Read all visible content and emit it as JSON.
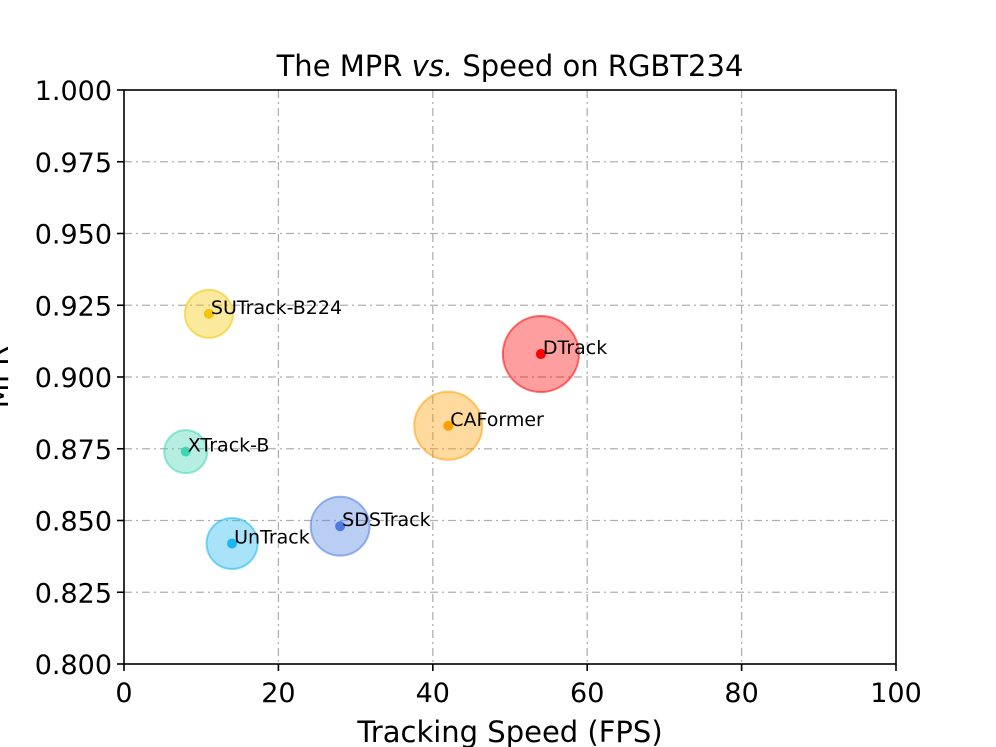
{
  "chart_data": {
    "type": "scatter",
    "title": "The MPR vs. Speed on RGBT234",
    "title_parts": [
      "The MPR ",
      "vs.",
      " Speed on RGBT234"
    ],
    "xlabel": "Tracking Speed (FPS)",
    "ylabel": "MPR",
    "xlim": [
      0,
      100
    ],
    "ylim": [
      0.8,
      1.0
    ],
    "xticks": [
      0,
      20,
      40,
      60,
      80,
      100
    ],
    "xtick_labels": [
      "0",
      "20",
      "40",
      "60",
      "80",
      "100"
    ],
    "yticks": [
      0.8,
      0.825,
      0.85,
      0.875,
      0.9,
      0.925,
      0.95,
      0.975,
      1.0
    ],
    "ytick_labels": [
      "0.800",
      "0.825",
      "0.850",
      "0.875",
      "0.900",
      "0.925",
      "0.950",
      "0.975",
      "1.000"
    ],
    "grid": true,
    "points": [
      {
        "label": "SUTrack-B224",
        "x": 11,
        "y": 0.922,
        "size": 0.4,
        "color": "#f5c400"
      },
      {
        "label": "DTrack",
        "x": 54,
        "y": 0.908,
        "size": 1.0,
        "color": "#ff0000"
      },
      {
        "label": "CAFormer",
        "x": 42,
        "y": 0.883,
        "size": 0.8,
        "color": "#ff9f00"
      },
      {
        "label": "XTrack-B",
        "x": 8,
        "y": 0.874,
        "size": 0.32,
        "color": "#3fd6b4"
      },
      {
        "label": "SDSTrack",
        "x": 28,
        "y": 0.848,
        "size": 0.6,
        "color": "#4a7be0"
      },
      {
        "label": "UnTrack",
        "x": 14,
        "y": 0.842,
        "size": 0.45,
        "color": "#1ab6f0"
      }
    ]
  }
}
---
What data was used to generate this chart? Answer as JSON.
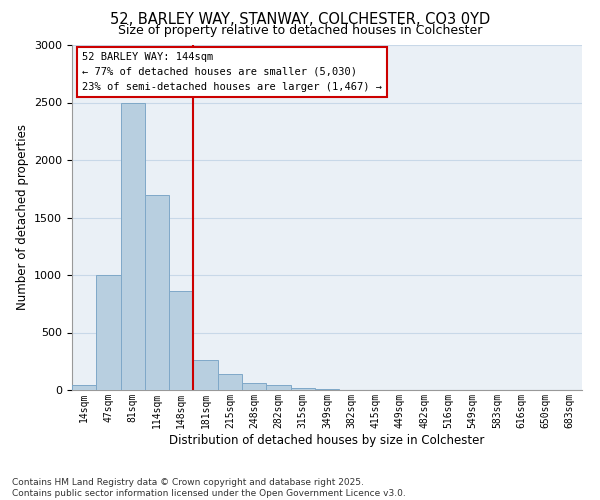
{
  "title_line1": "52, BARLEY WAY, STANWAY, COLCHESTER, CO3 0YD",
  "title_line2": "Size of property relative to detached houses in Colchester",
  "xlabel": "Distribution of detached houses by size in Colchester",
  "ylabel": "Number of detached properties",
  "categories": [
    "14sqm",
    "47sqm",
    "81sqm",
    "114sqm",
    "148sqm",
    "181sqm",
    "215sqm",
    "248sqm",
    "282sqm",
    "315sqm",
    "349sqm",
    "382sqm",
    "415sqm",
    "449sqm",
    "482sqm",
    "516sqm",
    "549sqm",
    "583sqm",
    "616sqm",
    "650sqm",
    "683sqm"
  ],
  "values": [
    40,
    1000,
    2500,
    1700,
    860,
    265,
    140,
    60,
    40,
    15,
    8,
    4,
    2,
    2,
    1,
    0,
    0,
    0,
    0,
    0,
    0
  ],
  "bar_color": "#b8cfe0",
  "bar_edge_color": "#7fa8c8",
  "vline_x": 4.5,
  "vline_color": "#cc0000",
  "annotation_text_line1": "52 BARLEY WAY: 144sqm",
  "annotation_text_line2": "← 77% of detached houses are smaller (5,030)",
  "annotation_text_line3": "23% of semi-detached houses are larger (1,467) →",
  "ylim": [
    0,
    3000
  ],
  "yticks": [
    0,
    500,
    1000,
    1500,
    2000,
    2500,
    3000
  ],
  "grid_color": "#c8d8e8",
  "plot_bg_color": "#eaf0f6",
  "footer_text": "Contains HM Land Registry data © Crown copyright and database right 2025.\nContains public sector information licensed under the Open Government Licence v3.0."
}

What you are asked to do: Where a line contains the string "ylabel", extract that line.

Answer:
    "ylabel": "MPR",
  "ylabel": "Number of detached properties",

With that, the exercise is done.